▸ **Directive**
Find the word "tolerare" in the material below and gather every line that contains it.

▸ **Material supplied**
_ _ _

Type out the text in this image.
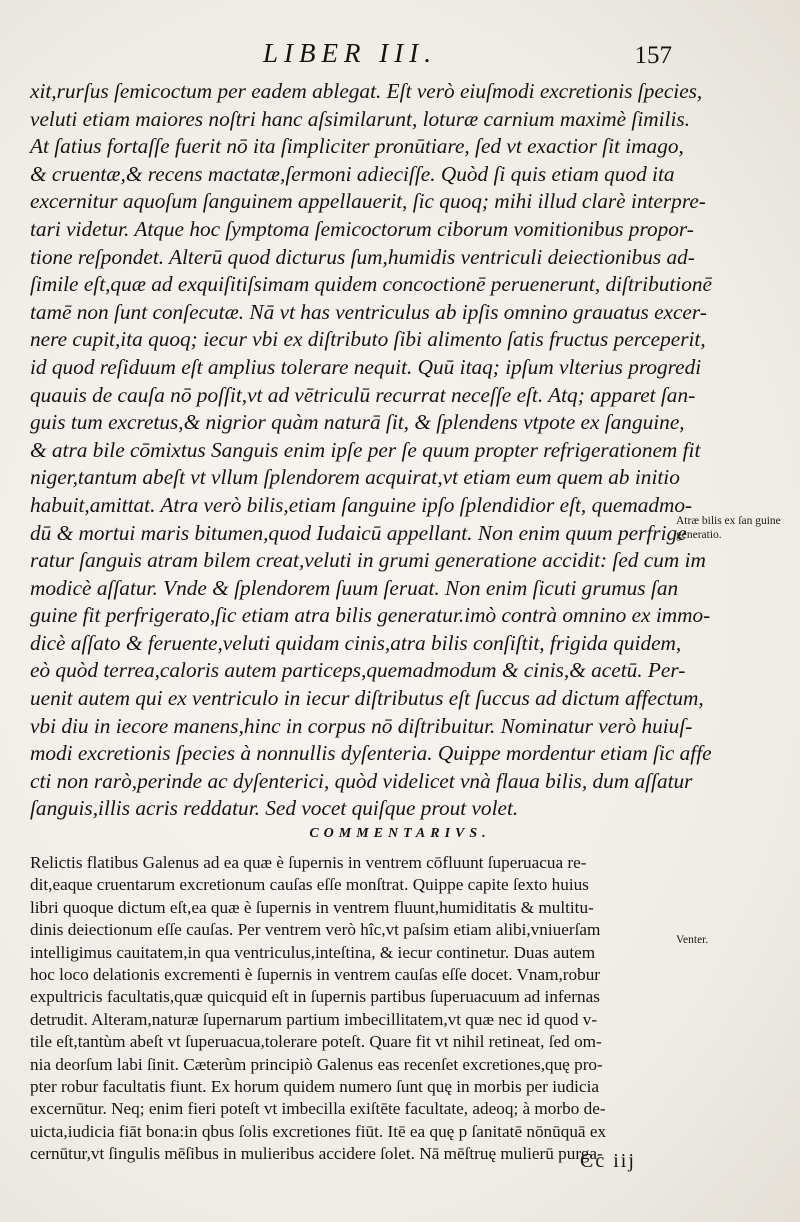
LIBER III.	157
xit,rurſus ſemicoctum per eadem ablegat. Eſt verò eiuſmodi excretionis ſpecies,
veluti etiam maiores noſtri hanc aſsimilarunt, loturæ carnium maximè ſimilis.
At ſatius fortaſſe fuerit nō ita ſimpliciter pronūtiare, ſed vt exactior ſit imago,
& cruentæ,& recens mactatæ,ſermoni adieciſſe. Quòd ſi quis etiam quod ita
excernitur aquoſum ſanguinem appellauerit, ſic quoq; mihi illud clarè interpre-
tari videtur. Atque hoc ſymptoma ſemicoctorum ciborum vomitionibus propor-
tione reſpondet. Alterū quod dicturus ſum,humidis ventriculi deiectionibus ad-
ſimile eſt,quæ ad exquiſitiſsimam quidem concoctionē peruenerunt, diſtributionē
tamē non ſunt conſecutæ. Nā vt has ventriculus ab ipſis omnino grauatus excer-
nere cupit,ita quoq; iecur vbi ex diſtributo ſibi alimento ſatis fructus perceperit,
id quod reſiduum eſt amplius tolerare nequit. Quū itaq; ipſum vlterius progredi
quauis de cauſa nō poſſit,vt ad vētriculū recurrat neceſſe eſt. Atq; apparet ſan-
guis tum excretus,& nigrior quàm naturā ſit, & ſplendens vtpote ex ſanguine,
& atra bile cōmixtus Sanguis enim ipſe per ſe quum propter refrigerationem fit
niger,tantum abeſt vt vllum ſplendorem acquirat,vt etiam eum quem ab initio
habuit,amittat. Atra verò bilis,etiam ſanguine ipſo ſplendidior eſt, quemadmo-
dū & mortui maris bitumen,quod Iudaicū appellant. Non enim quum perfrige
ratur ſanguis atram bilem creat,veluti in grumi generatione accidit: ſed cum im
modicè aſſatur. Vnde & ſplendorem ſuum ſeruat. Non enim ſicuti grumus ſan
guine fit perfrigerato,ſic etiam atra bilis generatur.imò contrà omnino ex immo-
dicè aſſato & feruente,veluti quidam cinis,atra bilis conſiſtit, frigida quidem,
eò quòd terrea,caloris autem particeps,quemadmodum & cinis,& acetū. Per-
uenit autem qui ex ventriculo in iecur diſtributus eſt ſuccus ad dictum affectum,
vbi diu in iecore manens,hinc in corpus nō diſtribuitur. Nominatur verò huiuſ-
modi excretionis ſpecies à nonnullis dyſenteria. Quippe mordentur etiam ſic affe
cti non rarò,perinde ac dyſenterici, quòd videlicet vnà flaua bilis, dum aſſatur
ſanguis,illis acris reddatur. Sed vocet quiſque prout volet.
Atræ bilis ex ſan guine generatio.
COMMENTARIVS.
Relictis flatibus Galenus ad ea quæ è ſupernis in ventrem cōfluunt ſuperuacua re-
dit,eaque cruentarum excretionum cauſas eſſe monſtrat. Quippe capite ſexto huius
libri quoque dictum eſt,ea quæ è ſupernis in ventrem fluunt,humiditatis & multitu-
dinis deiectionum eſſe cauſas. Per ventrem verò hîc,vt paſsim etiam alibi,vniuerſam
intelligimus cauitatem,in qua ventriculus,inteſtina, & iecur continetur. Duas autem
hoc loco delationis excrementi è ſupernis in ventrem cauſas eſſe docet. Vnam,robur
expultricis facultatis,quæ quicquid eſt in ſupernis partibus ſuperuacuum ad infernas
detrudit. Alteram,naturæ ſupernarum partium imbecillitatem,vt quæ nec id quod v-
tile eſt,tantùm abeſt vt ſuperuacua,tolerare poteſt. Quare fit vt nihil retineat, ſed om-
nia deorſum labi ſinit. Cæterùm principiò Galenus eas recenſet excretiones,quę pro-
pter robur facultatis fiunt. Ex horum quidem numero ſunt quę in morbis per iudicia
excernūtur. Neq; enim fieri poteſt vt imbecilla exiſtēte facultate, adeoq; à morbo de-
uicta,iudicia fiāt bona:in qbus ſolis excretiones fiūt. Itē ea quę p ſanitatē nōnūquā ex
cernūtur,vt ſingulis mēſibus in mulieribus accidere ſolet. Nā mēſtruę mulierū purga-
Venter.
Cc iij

_ _ _

▸ **The solution**
id quod reſiduum eſt amplius tolerare nequit. Quū itaq; ipſum vlterius progredi
tile eſt,tantùm abeſt vt ſuperuacua,tolerare poteſt. Quare fit vt nihil retineat, ſed om-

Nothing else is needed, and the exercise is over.